__Provided records__.
__________________________________________________
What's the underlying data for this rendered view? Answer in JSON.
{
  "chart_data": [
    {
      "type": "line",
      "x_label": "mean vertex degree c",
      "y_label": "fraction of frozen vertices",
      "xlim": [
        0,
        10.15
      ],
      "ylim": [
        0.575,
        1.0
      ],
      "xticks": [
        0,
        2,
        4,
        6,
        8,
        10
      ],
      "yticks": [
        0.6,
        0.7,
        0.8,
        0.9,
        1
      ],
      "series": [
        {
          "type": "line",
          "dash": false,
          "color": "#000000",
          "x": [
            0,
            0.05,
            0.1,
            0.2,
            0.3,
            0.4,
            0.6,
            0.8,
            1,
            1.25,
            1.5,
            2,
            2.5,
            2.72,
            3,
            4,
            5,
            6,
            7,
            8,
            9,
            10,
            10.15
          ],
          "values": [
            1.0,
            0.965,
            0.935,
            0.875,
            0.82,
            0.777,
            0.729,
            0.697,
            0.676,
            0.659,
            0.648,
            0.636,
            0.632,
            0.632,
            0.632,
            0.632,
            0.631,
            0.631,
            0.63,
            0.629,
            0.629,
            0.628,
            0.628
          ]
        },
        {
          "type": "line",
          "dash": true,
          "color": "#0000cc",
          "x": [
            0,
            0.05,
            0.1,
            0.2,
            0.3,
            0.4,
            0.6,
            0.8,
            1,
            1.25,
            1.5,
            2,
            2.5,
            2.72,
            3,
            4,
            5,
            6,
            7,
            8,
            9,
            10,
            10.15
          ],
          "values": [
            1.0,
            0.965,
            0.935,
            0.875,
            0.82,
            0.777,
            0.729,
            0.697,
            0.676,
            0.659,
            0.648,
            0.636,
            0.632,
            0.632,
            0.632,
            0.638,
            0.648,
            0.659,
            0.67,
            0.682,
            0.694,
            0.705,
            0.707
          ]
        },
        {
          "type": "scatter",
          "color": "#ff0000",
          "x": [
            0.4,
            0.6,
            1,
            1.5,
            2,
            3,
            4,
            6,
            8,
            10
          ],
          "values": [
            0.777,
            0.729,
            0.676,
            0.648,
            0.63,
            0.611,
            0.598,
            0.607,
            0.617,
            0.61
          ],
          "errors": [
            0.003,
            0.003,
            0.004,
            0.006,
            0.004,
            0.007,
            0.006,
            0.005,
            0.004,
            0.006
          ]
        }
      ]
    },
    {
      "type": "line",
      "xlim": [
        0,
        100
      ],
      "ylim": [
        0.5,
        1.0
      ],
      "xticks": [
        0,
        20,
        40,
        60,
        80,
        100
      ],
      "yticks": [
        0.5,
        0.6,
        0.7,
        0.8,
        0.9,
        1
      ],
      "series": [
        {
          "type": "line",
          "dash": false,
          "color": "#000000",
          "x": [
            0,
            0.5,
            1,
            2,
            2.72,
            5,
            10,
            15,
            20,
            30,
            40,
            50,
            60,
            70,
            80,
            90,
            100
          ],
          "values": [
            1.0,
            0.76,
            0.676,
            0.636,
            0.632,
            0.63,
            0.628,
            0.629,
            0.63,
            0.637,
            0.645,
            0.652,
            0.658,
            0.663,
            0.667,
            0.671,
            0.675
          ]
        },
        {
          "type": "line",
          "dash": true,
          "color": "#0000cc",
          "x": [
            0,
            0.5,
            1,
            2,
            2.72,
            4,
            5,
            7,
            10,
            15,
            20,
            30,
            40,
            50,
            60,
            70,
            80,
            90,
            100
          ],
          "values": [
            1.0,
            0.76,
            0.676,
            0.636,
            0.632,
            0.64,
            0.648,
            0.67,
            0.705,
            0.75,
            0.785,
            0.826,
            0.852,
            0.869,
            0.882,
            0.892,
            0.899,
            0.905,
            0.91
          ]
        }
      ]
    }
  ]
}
__________________________________________________
Copy the data above in full, character for character.

__Written solution__.
What's the underlying data for this rendered view? Answer in JSON.
{
  "chart_data": [
    {
      "type": "line",
      "x_label": "mean vertex degree c",
      "y_label": "fraction of frozen vertices",
      "xlim": [
        0,
        10.15
      ],
      "ylim": [
        0.575,
        1.0
      ],
      "xticks": [
        0,
        2,
        4,
        6,
        8,
        10
      ],
      "yticks": [
        0.6,
        0.7,
        0.8,
        0.9,
        1
      ],
      "series": [
        {
          "type": "line",
          "dash": false,
          "color": "#000000",
          "x": [
            0,
            0.05,
            0.1,
            0.2,
            0.3,
            0.4,
            0.6,
            0.8,
            1,
            1.25,
            1.5,
            2,
            2.5,
            2.72,
            3,
            4,
            5,
            6,
            7,
            8,
            9,
            10,
            10.15
          ],
          "values": [
            1.0,
            0.965,
            0.935,
            0.875,
            0.82,
            0.777,
            0.729,
            0.697,
            0.676,
            0.659,
            0.648,
            0.636,
            0.632,
            0.632,
            0.632,
            0.632,
            0.631,
            0.631,
            0.63,
            0.629,
            0.629,
            0.628,
            0.628
          ]
        },
        {
          "type": "line",
          "dash": true,
          "color": "#0000cc",
          "x": [
            0,
            0.05,
            0.1,
            0.2,
            0.3,
            0.4,
            0.6,
            0.8,
            1,
            1.25,
            1.5,
            2,
            2.5,
            2.72,
            3,
            4,
            5,
            6,
            7,
            8,
            9,
            10,
            10.15
          ],
          "values": [
            1.0,
            0.965,
            0.935,
            0.875,
            0.82,
            0.777,
            0.729,
            0.697,
            0.676,
            0.659,
            0.648,
            0.636,
            0.632,
            0.632,
            0.632,
            0.638,
            0.648,
            0.659,
            0.67,
            0.682,
            0.694,
            0.705,
            0.707
          ]
        },
        {
          "type": "scatter",
          "color": "#ff0000",
          "x": [
            0.4,
            0.6,
            1,
            1.5,
            2,
            3,
            4,
            6,
            8,
            10
          ],
          "values": [
            0.777,
            0.729,
            0.676,
            0.648,
            0.63,
            0.611,
            0.598,
            0.607,
            0.617,
            0.61
          ],
          "errors": [
            0.003,
            0.003,
            0.004,
            0.006,
            0.004,
            0.007,
            0.006,
            0.005,
            0.004,
            0.006
          ]
        }
      ]
    },
    {
      "type": "line",
      "xlim": [
        0,
        100
      ],
      "ylim": [
        0.5,
        1.0
      ],
      "xticks": [
        0,
        20,
        40,
        60,
        80,
        100
      ],
      "yticks": [
        0.5,
        0.6,
        0.7,
        0.8,
        0.9,
        1
      ],
      "series": [
        {
          "type": "line",
          "dash": false,
          "color": "#000000",
          "x": [
            0,
            0.5,
            1,
            2,
            2.72,
            5,
            10,
            15,
            20,
            30,
            40,
            50,
            60,
            70,
            80,
            90,
            100
          ],
          "values": [
            1.0,
            0.76,
            0.676,
            0.636,
            0.632,
            0.63,
            0.628,
            0.629,
            0.63,
            0.637,
            0.645,
            0.652,
            0.658,
            0.663,
            0.667,
            0.671,
            0.675
          ]
        },
        {
          "type": "line",
          "dash": true,
          "color": "#0000cc",
          "x": [
            0,
            0.5,
            1,
            2,
            2.72,
            4,
            5,
            7,
            10,
            15,
            20,
            30,
            40,
            50,
            60,
            70,
            80,
            90,
            100
          ],
          "values": [
            1.0,
            0.76,
            0.676,
            0.636,
            0.632,
            0.64,
            0.648,
            0.67,
            0.705,
            0.75,
            0.785,
            0.826,
            0.852,
            0.869,
            0.882,
            0.892,
            0.899,
            0.905,
            0.91
          ]
        }
      ]
    }
  ]
}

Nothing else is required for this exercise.